TASK DIRECTIONS:
Wherever a line holds the string "Certified", copy that line.

start

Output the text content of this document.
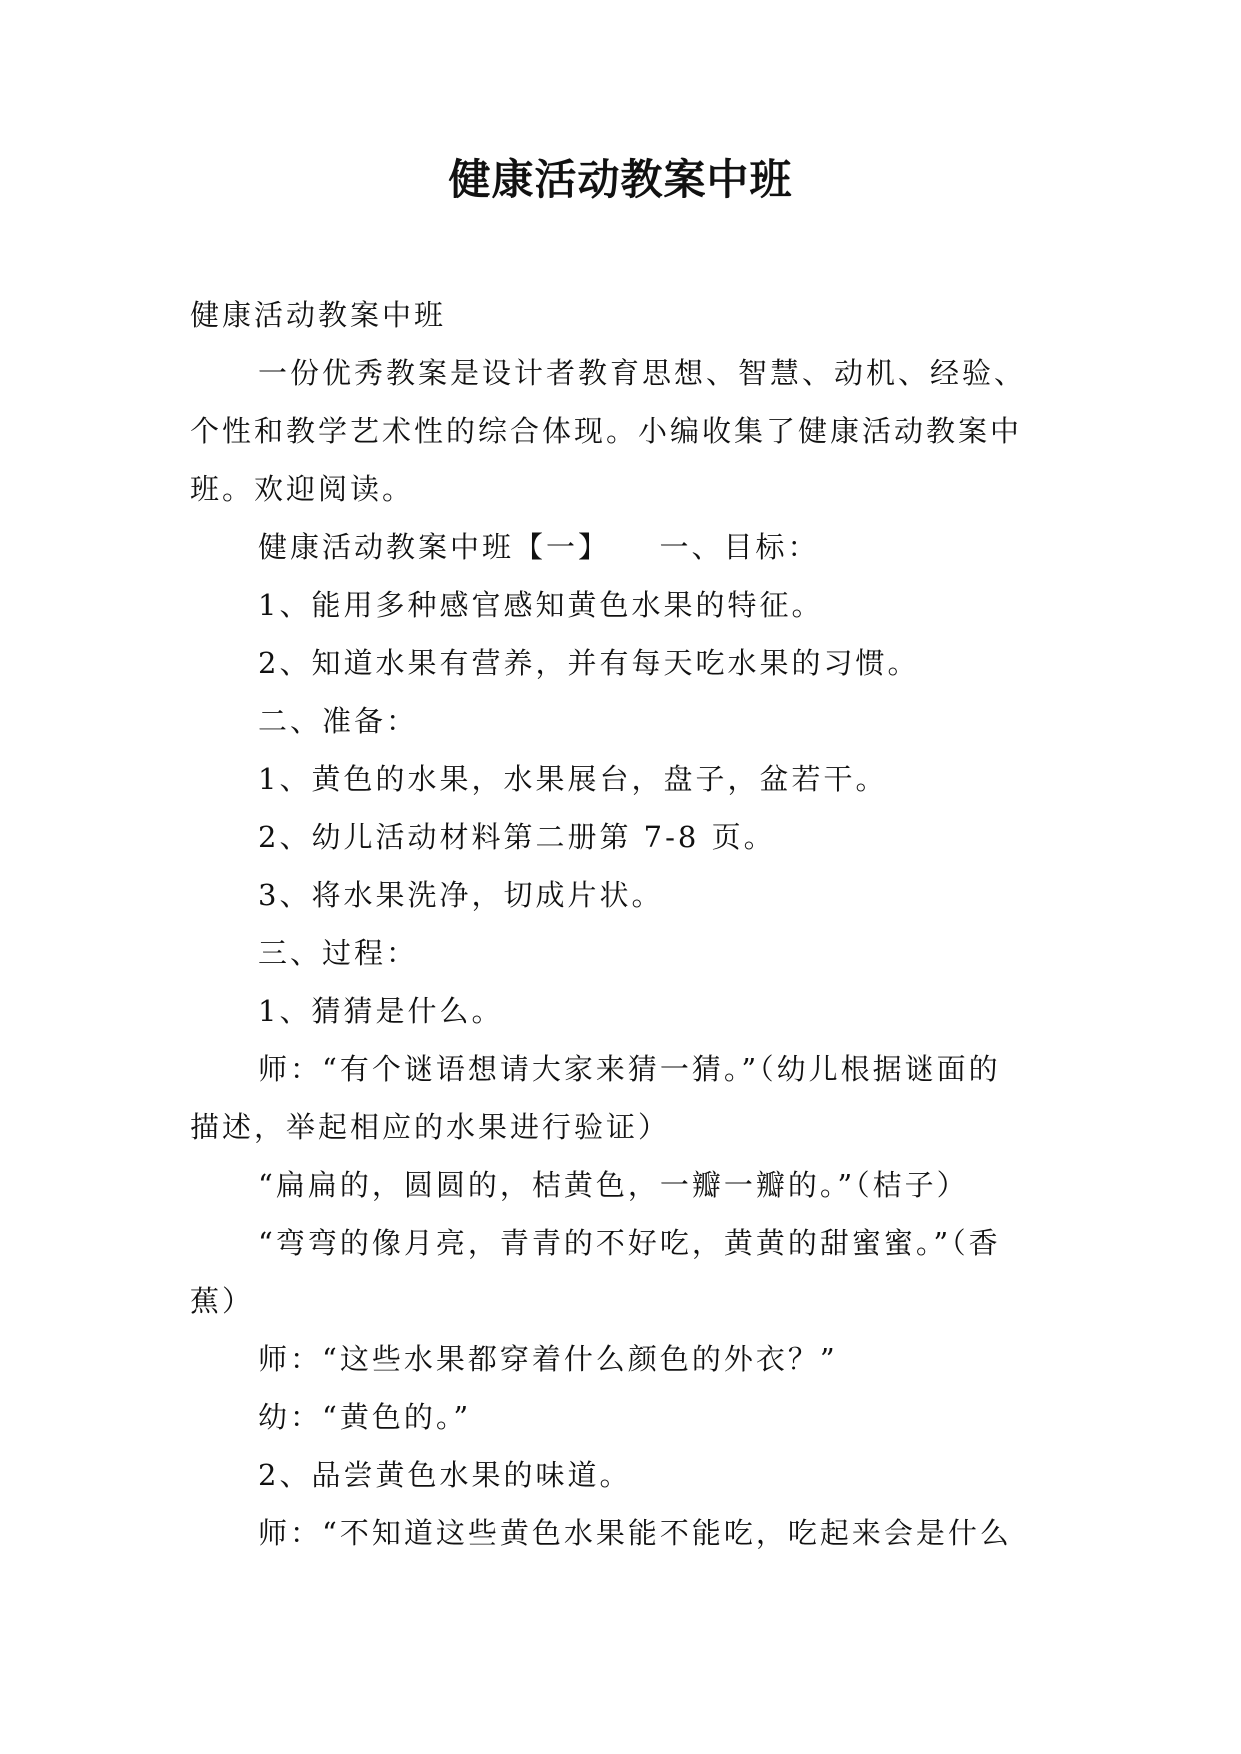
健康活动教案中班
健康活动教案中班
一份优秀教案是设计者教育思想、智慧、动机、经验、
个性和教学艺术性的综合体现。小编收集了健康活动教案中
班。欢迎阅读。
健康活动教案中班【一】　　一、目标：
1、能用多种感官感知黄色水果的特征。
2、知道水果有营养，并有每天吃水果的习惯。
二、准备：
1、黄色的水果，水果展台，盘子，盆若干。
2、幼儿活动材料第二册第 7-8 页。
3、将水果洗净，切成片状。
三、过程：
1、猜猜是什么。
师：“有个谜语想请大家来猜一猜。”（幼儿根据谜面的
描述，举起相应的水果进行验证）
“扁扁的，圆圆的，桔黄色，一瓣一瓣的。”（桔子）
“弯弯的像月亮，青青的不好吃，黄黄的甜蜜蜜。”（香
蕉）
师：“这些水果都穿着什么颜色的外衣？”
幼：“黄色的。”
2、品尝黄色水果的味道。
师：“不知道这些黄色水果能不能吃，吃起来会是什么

end
start

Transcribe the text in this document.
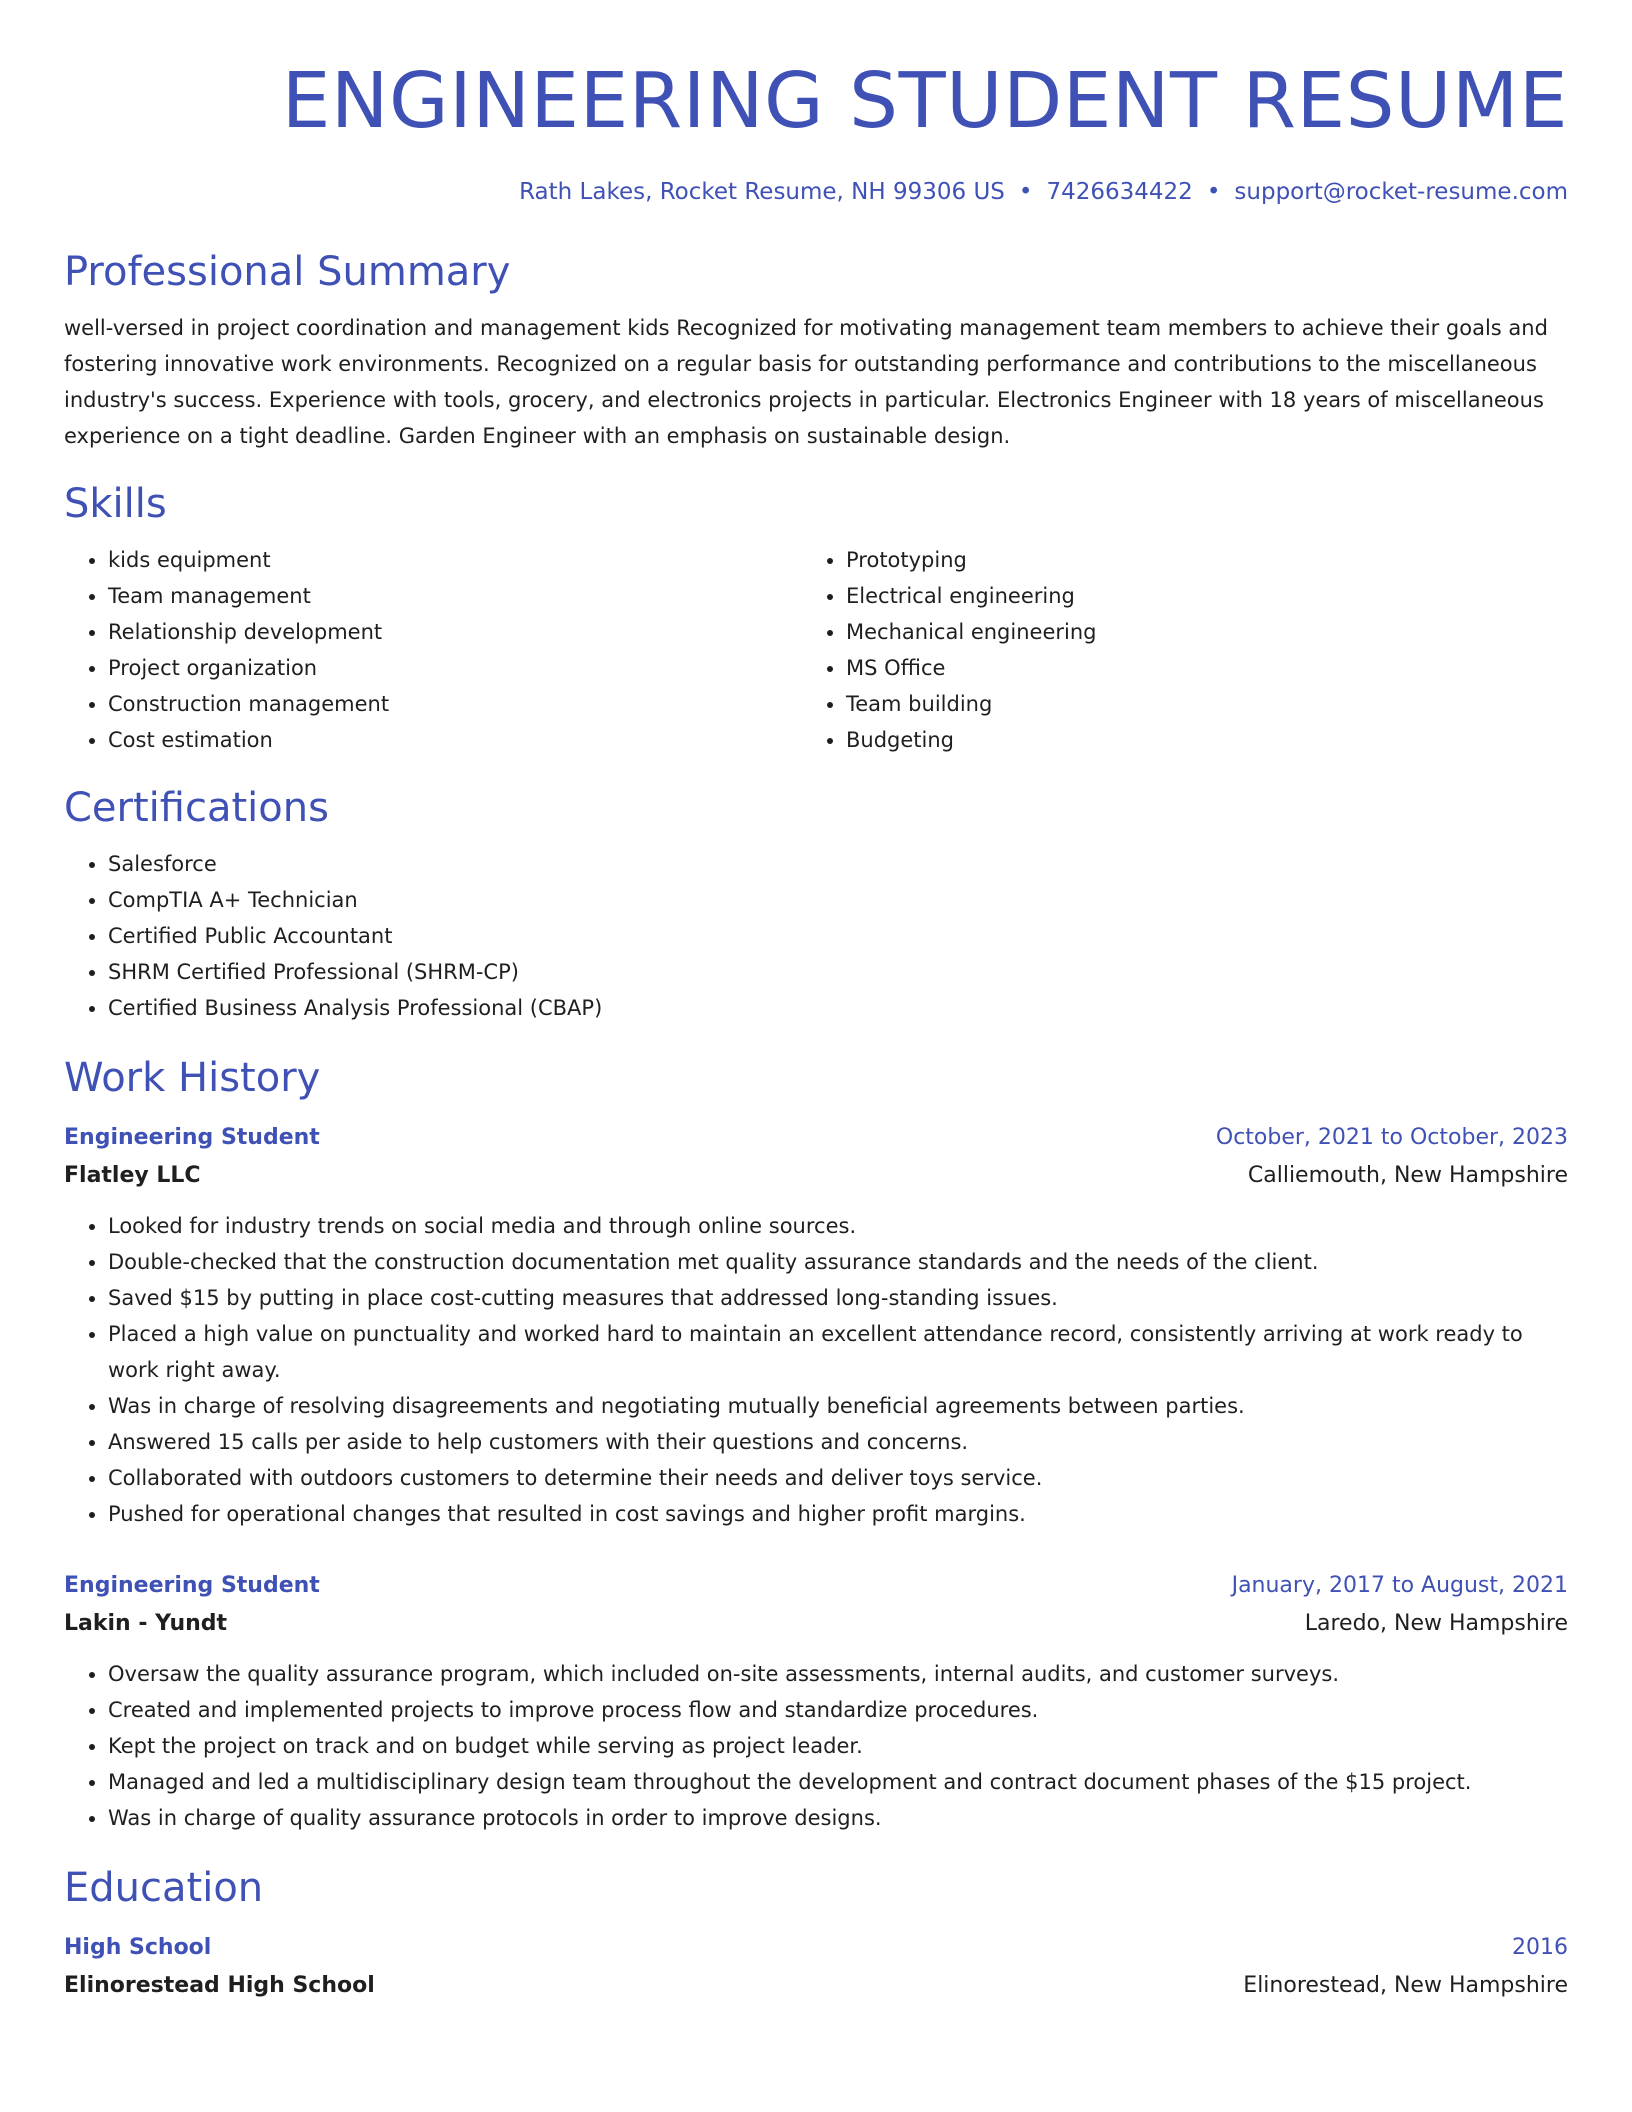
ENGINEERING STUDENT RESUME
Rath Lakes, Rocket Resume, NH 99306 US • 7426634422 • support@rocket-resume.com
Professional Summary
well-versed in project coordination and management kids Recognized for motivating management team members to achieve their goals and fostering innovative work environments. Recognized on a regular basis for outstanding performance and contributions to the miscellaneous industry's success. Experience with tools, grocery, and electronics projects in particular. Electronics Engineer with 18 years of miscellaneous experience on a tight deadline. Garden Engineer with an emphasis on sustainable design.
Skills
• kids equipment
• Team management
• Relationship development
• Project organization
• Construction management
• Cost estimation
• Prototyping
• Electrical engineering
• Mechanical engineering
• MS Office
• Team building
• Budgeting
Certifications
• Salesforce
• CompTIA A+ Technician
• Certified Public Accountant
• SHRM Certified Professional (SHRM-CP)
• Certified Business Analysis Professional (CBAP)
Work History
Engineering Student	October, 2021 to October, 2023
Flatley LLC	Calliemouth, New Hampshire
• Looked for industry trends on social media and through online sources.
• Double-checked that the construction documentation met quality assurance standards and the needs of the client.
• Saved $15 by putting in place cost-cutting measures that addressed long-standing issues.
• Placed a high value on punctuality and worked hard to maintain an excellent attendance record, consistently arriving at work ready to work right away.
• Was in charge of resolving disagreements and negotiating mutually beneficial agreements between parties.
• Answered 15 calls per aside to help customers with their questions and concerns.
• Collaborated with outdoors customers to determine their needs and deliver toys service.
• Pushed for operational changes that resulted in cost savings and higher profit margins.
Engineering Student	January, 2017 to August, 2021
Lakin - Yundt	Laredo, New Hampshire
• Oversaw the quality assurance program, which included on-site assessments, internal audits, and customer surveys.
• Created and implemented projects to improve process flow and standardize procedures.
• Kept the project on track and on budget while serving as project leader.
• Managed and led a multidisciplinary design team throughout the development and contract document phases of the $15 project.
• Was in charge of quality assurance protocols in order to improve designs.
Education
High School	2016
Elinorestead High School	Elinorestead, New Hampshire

end

ANSWER:
• Certified Public Accountant
• SHRM Certified Professional (SHRM-CP)
• Certified Business Analysis Professional (CBAP)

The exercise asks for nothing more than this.